GOAL 1: Copy the rows word for word, from the first one through the line containing "- Bar: [163, 161, 175, 171]".

PAGE EXTRACT:
My hosts in NZ told me "this is the land of old cars" and indeed I saw a
lot of old cars there. My hire car was a Toyota Corolla with no -- none,
nada, zip emissions controls and a manual choke. Looking into the engine
compartment reminded me of looking into a two-cycle Saab 96. There was so
much empty space in the engine bay that at least in retrospect it had that
same feeling of looking way down to a tiny little engine even though it was
a 1600 or 1800 cc motor. At that time Toyotas were selling poorly in NZ
due, my hosts told me, to a problem a few years previous where an
engineering change in the protective coatings on body panels being shipped
to the local assembly plant wasn't communicated properly to said plant,
resulting in a big batch of Toyotas from which all the paint fell off.

STORED RECORDS:
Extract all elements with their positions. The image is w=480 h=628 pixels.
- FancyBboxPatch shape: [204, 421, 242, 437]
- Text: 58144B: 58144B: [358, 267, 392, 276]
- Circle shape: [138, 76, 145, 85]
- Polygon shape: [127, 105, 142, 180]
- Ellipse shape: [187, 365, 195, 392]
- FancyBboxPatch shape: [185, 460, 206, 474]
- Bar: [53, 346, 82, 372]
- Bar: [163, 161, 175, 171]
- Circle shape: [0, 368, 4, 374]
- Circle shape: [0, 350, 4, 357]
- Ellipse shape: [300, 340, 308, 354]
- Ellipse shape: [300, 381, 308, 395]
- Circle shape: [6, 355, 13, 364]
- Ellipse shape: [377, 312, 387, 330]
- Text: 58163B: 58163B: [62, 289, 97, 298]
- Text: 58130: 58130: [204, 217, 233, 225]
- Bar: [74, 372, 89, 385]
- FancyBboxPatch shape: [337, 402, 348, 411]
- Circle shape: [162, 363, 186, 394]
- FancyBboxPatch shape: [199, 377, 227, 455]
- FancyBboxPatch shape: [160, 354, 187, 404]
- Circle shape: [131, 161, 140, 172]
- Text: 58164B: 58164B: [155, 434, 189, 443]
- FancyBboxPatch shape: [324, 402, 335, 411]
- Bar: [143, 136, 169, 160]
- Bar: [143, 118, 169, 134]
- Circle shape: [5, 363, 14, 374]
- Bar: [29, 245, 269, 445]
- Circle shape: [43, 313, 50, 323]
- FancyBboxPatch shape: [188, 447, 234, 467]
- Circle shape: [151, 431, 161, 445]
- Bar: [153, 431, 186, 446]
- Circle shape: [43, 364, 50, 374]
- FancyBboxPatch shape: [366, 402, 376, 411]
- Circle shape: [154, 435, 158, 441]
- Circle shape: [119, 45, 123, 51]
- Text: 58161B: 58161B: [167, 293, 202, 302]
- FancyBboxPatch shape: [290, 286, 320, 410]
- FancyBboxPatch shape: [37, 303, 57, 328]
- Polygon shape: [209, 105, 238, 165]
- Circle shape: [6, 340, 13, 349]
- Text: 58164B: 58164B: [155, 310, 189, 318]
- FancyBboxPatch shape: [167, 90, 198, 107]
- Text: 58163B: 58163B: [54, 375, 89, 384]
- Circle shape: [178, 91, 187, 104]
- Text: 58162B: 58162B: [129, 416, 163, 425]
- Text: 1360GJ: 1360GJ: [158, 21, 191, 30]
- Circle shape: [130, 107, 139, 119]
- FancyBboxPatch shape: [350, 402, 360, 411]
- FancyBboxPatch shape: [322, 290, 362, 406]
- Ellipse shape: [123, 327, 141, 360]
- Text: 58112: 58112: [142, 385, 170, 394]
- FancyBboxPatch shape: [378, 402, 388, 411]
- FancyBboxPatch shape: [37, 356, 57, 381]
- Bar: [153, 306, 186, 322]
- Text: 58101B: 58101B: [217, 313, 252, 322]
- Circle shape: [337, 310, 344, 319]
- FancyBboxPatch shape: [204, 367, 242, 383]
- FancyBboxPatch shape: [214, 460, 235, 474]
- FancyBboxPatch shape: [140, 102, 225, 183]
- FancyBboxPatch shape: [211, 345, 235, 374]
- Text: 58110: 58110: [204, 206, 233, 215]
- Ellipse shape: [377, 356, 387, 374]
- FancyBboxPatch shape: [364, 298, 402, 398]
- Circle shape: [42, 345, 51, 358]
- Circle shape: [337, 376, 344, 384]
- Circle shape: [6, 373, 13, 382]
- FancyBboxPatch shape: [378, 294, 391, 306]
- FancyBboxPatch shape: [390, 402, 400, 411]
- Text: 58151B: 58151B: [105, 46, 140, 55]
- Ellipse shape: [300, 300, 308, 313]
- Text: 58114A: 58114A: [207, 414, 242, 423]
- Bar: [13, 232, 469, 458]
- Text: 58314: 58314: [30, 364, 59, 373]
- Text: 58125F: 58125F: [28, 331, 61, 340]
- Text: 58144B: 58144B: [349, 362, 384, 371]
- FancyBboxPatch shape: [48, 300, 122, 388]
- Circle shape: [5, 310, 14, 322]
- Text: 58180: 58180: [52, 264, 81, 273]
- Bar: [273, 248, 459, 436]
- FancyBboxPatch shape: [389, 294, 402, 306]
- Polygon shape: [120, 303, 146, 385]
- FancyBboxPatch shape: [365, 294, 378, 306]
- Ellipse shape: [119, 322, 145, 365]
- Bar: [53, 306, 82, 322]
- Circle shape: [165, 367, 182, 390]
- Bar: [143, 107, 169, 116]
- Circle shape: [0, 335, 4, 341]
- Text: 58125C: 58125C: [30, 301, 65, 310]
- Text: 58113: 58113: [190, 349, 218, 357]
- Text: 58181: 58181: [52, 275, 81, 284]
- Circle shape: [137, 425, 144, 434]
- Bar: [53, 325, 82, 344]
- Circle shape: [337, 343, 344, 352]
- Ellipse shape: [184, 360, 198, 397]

GOAL 2: Shorten the paragraph of the passage about old cars in NZ that begins "My hosts in NZ told me", keeping its main facts.

TASK ANSWER 1:
Extract all elements with their positions. The image is w=480 h=628 pixels.
- FancyBboxPatch shape: [204, 421, 242, 437]
- Text: 58144B: 58144B: [358, 267, 392, 276]
- Circle shape: [138, 76, 145, 85]
- Polygon shape: [127, 105, 142, 180]
- Ellipse shape: [187, 365, 195, 392]
- FancyBboxPatch shape: [185, 460, 206, 474]
- Bar: [53, 346, 82, 372]
- Bar: [163, 161, 175, 171]

TASK ANSWER 2: The writer's hosts called NZ "the land of old cars," and the writer saw many there. The hire car was a Toyota Corolla with no emissions controls and a manual choke. Its engine bay had so much empty space that it recalled a two-cycle Saab 96, and the 1600 or 1800 cc motor looked tiny. According to the hosts, Toyotas were selling poorly in NZ at the time because of a problem a few years earlier. A change in the protective coatings on body panels shipped to the local assembly plant wasn't communicated properly to the plant, and the paint fell off a big batch of Toyotas.